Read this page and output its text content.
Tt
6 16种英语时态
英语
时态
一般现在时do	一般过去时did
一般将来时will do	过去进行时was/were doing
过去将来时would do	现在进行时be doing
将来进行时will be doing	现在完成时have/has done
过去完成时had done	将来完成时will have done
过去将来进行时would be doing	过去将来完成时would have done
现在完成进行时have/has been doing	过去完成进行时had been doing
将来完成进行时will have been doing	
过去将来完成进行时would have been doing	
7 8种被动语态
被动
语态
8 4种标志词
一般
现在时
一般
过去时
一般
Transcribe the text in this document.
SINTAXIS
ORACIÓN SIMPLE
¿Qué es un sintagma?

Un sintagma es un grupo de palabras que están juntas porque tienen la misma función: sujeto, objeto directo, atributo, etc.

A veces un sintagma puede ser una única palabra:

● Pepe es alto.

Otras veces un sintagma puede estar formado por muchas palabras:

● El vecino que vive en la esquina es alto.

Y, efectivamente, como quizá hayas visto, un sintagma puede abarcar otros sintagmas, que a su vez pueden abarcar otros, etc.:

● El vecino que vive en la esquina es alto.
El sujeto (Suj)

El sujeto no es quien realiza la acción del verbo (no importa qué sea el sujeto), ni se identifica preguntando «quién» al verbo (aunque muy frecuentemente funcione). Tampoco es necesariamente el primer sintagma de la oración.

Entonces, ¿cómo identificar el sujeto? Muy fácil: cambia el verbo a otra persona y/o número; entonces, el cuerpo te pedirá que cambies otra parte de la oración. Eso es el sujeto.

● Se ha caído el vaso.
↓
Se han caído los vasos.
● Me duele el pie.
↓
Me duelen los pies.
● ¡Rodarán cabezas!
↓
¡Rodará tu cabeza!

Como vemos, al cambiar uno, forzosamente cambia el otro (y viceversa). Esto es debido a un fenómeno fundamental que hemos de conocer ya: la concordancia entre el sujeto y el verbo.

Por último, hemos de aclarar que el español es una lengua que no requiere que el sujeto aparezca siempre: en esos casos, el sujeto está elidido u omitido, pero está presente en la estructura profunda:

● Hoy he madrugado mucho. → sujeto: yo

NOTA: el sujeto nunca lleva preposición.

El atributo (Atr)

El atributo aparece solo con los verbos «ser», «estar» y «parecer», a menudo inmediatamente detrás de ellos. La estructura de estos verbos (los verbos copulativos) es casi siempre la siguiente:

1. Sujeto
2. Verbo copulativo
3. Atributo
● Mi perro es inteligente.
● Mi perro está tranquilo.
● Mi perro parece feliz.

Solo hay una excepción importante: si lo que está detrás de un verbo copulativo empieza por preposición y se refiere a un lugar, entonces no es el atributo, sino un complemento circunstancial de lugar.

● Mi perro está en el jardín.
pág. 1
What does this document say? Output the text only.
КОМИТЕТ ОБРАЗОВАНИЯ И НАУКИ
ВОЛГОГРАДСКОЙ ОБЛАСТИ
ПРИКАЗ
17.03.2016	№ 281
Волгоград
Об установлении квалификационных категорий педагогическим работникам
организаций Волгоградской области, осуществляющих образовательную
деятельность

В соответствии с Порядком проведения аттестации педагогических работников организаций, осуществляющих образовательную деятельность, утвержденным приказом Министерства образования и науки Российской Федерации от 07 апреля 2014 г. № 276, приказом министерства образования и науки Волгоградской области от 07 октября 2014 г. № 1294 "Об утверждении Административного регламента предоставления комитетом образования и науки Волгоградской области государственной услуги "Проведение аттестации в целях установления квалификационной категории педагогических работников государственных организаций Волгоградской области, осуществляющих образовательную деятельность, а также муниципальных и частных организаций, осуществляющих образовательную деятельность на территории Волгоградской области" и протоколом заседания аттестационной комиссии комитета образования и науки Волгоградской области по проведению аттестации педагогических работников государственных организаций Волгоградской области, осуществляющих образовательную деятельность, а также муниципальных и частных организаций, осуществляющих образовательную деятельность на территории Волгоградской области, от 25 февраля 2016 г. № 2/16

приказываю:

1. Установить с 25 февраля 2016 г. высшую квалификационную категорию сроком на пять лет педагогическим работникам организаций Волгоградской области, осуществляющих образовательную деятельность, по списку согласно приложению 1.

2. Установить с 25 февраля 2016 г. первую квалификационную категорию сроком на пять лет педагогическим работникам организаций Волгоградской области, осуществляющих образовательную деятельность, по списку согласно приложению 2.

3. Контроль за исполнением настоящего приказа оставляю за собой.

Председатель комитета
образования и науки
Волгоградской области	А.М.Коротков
----------
**Problem requirements**
Repeat every record, exactly as written.

**Worked answer**
Read this page and output its text content.
Tt
6 16种英语时态
英语
时态
一般现在时do	一般过去时did
一般将来时will do	过去进行时was/were doing
过去将来时would do	现在进行时be doing
将来进行时will be doing	现在完成时have/has done
过去完成时had done	将来完成时will have done
过去将来进行时would be doing	过去将来完成时would have done
现在完成进行时have/has been doing	过去完成进行时had been doing
将来完成进行时will have been doing	
过去将来完成进行时would have been doing	
7 8种被动语态
被动
语态
8 4种标志词
一般
现在时
一般
过去时
一般
Transcribe the text in this document.
SINTAXIS
ORACIÓN SIMPLE
¿Qué es un sintagma?

Un sintagma es un grupo de palabras que están juntas porque tienen la misma función: sujeto, objeto directo, atributo, etc.

A veces un sintagma puede ser una única palabra:

● Pepe es alto.

Otras veces un sintagma puede estar formado por muchas palabras:

● El vecino que vive en la esquina es alto.

Y, efectivamente, como quizá hayas visto, un sintagma puede abarcar otros sintagmas, que a su vez pueden abarcar otros, etc.:

● El vecino que vive en la esquina es alto.
El sujeto (Suj)

El sujeto no es quien realiza la acción del verbo (no importa qué sea el sujeto), ni se identifica preguntando «quién» al verbo (aunque muy frecuentemente funcione). Tampoco es necesariamente el primer sintagma de la oración.

Entonces, ¿cómo identificar el sujeto? Muy fácil: cambia el verbo a otra persona y/o número; entonces, el cuerpo te pedirá que cambies otra parte de la oración. Eso es el sujeto.

● Se ha caído el vaso.
↓
Se han caído los vasos.
● Me duele el pie.
↓
Me duelen los pies.
● ¡Rodarán cabezas!
↓
¡Rodará tu cabeza!

Como vemos, al cambiar uno, forzosamente cambia el otro (y viceversa). Esto es debido a un fenómeno fundamental que hemos de conocer ya: la concordancia entre el sujeto y el verbo.

Por último, hemos de aclarar que el español es una lengua que no requiere que el sujeto aparezca siempre: en esos casos, el sujeto está elidido u omitido, pero está presente en la estructura profunda:

● Hoy he madrugado mucho. → sujeto: yo

NOTA: el sujeto nunca lleva preposición.

El atributo (Atr)

El atributo aparece solo con los verbos «ser», «estar» y «parecer», a menudo inmediatamente detrás de ellos. La estructura de estos verbos (los verbos copulativos) es casi siempre la siguiente:

1. Sujeto
2. Verbo copulativo
3. Atributo
● Mi perro es inteligente.
● Mi perro está tranquilo.
● Mi perro parece feliz.

Solo hay una excepción importante: si lo que está detrás de un verbo copulativo empieza por preposición y se refiere a un lugar, entonces no es el atributo, sino un complemento circunstancial de lugar.

● Mi perro está en el jardín.
pág. 1
What does this document say? Output the text only.
КОМИТЕТ ОБРАЗОВАНИЯ И НАУКИ
ВОЛГОГРАДСКОЙ ОБЛАСТИ
ПРИКАЗ
17.03.2016	№ 281
Волгоград
Об установлении квалификационных категорий педагогическим работникам
организаций Волгоградской области, осуществляющих образовательную
деятельность

В соответствии с Порядком проведения аттестации педагогических работников организаций, осуществляющих образовательную деятельность, утвержденным приказом Министерства образования и науки Российской Федерации от 07 апреля 2014 г. № 276, приказом министерства образования и науки Волгоградской области от 07 октября 2014 г. № 1294 "Об утверждении Административного регламента предоставления комитетом образования и науки Волгоградской области государственной услуги "Проведение аттестации в целях установления квалификационной категории педагогических работников государственных организаций Волгоградской области, осуществляющих образовательную деятельность, а также муниципальных и частных организаций, осуществляющих образовательную деятельность на территории Волгоградской области" и протоколом заседания аттестационной комиссии комитета образования и науки Волгоградской области по проведению аттестации педагогических работников государственных организаций Волгоградской области, осуществляющих образовательную деятельность, а также муниципальных и частных организаций, осуществляющих образовательную деятельность на территории Волгоградской области, от 25 февраля 2016 г. № 2/16

приказываю:

1. Установить с 25 февраля 2016 г. высшую квалификационную категорию сроком на пять лет педагогическим работникам организаций Волгоградской области, осуществляющих образовательную деятельность, по списку согласно приложению 1.

2. Установить с 25 февраля 2016 г. первую квалификационную категорию сроком на пять лет педагогическим работникам организаций Волгоградской области, осуществляющих образовательную деятельность, по списку согласно приложению 2.

3. Контроль за исполнением настоящего приказа оставляю за собой.

Председатель комитета
образования и науки
Волгоградской области	А.М.Коротков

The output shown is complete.